(YOUR GOAL) Output the full listing below exactly, without the pictures.
+--
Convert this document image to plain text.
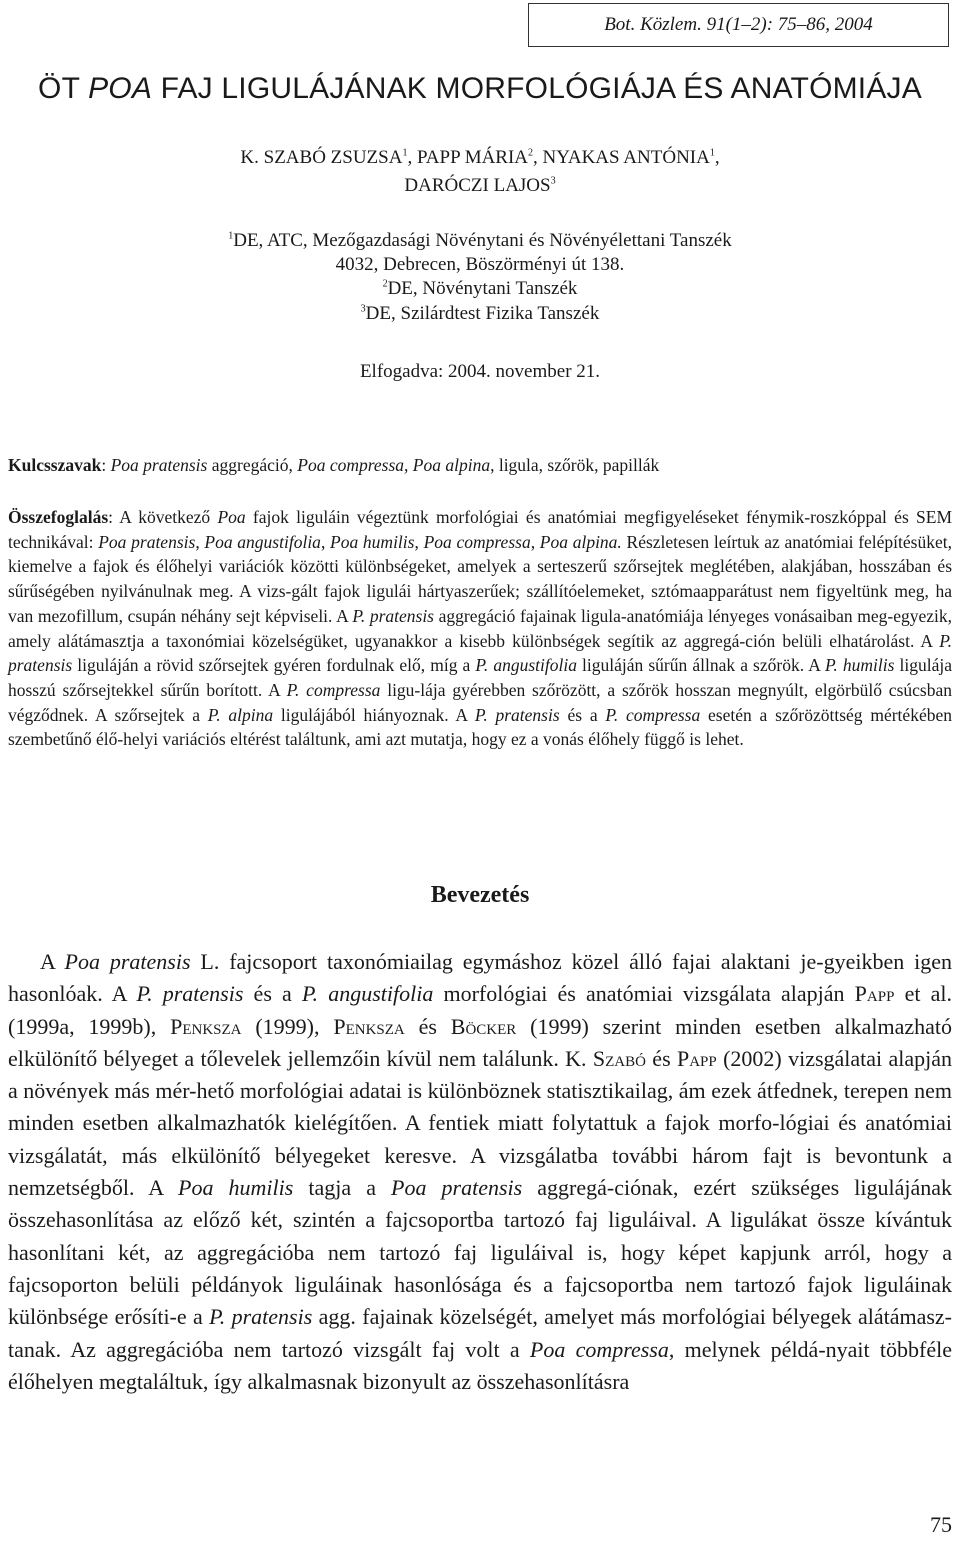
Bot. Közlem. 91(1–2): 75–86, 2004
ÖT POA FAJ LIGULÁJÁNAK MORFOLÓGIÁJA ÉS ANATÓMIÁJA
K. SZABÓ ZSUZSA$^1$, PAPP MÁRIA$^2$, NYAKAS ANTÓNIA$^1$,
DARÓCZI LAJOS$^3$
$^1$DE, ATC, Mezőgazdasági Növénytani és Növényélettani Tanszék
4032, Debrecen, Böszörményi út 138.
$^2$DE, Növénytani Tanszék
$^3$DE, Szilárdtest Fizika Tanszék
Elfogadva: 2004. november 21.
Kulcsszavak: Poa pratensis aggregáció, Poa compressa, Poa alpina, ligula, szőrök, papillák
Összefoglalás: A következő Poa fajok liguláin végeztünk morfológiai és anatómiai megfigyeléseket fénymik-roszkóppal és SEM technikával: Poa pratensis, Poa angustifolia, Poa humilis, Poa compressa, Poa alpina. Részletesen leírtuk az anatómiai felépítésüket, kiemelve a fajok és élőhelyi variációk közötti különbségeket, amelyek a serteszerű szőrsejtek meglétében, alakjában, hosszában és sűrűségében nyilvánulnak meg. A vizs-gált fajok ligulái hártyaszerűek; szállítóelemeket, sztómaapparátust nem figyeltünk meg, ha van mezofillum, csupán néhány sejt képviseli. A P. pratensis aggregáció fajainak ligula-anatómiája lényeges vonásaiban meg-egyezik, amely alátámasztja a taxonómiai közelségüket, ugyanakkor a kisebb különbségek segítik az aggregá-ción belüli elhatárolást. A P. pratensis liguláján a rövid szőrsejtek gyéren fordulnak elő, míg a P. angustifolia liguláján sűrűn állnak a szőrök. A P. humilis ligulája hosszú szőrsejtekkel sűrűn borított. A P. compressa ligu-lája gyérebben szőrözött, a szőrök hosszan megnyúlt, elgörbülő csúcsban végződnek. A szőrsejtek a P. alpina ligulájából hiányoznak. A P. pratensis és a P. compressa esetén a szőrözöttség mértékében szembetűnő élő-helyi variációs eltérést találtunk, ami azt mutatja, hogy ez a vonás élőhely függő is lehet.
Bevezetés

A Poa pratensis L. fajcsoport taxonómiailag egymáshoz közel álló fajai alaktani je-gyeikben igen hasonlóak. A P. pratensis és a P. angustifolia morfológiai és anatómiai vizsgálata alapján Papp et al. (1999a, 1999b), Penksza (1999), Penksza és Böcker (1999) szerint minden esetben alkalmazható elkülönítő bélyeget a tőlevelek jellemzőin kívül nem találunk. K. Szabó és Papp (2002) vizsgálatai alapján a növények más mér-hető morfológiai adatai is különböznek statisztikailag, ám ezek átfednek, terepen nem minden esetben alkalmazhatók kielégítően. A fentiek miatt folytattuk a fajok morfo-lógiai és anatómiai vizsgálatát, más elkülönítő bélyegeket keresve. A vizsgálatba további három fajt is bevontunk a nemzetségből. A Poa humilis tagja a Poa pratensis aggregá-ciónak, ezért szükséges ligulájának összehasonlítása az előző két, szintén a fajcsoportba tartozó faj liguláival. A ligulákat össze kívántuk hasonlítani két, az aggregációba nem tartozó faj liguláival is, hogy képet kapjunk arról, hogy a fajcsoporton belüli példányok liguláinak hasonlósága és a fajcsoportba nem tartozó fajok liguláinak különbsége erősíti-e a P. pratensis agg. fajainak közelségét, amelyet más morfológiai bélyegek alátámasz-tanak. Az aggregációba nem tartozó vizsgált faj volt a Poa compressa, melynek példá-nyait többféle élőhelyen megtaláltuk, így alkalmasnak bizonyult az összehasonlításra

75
+--
(TASK ANSWER)
Convert this document image to plain text.
Bot. Közlem. 91(1–2): 75–86, 2004
ÖT POA FAJ LIGULÁJÁNAK MORFOLÓGIÁJA ÉS ANATÓMIÁJA
K. SZABÓ ZSUZSA$^1$, PAPP MÁRIA$^2$, NYAKAS ANTÓNIA$^1$,
DARÓCZI LAJOS$^3$
$^1$DE, ATC, Mezőgazdasági Növénytani és Növényélettani Tanszék
4032, Debrecen, Böszörményi út 138.
$^2$DE, Növénytani Tanszék
$^3$DE, Szilárdtest Fizika Tanszék
Elfogadva: 2004. november 21.
Kulcsszavak: Poa pratensis aggregáció, Poa compressa, Poa alpina, ligula, szőrök, papillák
Összefoglalás: A következő Poa fajok liguláin végeztünk morfológiai és anatómiai megfigyeléseket fénymik-roszkóppal és SEM technikával: Poa pratensis, Poa angustifolia, Poa humilis, Poa compressa, Poa alpina. Részletesen leírtuk az anatómiai felépítésüket, kiemelve a fajok és élőhelyi variációk közötti különbségeket, amelyek a serteszerű szőrsejtek meglétében, alakjában, hosszában és sűrűségében nyilvánulnak meg. A vizs-gált fajok ligulái hártyaszerűek; szállítóelemeket, sztómaapparátust nem figyeltünk meg, ha van mezofillum, csupán néhány sejt képviseli. A P. pratensis aggregáció fajainak ligula-anatómiája lényeges vonásaiban meg-egyezik, amely alátámasztja a taxonómiai közelségüket, ugyanakkor a kisebb különbségek segítik az aggregá-ción belüli elhatárolást. A P. pratensis liguláján a rövid szőrsejtek gyéren fordulnak elő, míg a P. angustifolia liguláján sűrűn állnak a szőrök. A P. humilis ligulája hosszú szőrsejtekkel sűrűn borított. A P. compressa ligu-lája gyérebben szőrözött, a szőrök hosszan megnyúlt, elgörbülő csúcsban végződnek. A szőrsejtek a P. alpina ligulájából hiányoznak. A P. pratensis és a P. compressa esetén a szőrözöttség mértékében szembetűnő élő-helyi variációs eltérést találtunk, ami azt mutatja, hogy ez a vonás élőhely függő is lehet.
Bevezetés

A Poa pratensis L. fajcsoport taxonómiailag egymáshoz közel álló fajai alaktani je-gyeikben igen hasonlóak. A P. pratensis és a P. angustifolia morfológiai és anatómiai vizsgálata alapján Papp et al. (1999a, 1999b), Penksza (1999), Penksza és Böcker (1999) szerint minden esetben alkalmazható elkülönítő bélyeget a tőlevelek jellemzőin kívül nem találunk. K. Szabó és Papp (2002) vizsgálatai alapján a növények más mér-hető morfológiai adatai is különböznek statisztikailag, ám ezek átfednek, terepen nem minden esetben alkalmazhatók kielégítően. A fentiek miatt folytattuk a fajok morfo-lógiai és anatómiai vizsgálatát, más elkülönítő bélyegeket keresve. A vizsgálatba további három fajt is bevontunk a nemzetségből. A Poa humilis tagja a Poa pratensis aggregá-ciónak, ezért szükséges ligulájának összehasonlítása az előző két, szintén a fajcsoportba tartozó faj liguláival. A ligulákat össze kívántuk hasonlítani két, az aggregációba nem tartozó faj liguláival is, hogy képet kapjunk arról, hogy a fajcsoporton belüli példányok liguláinak hasonlósága és a fajcsoportba nem tartozó fajok liguláinak különbsége erősíti-e a P. pratensis agg. fajainak közelségét, amelyet más morfológiai bélyegek alátámasz-tanak. Az aggregációba nem tartozó vizsgált faj volt a Poa compressa, melynek példá-nyait többféle élőhelyen megtaláltuk, így alkalmasnak bizonyult az összehasonlításra

75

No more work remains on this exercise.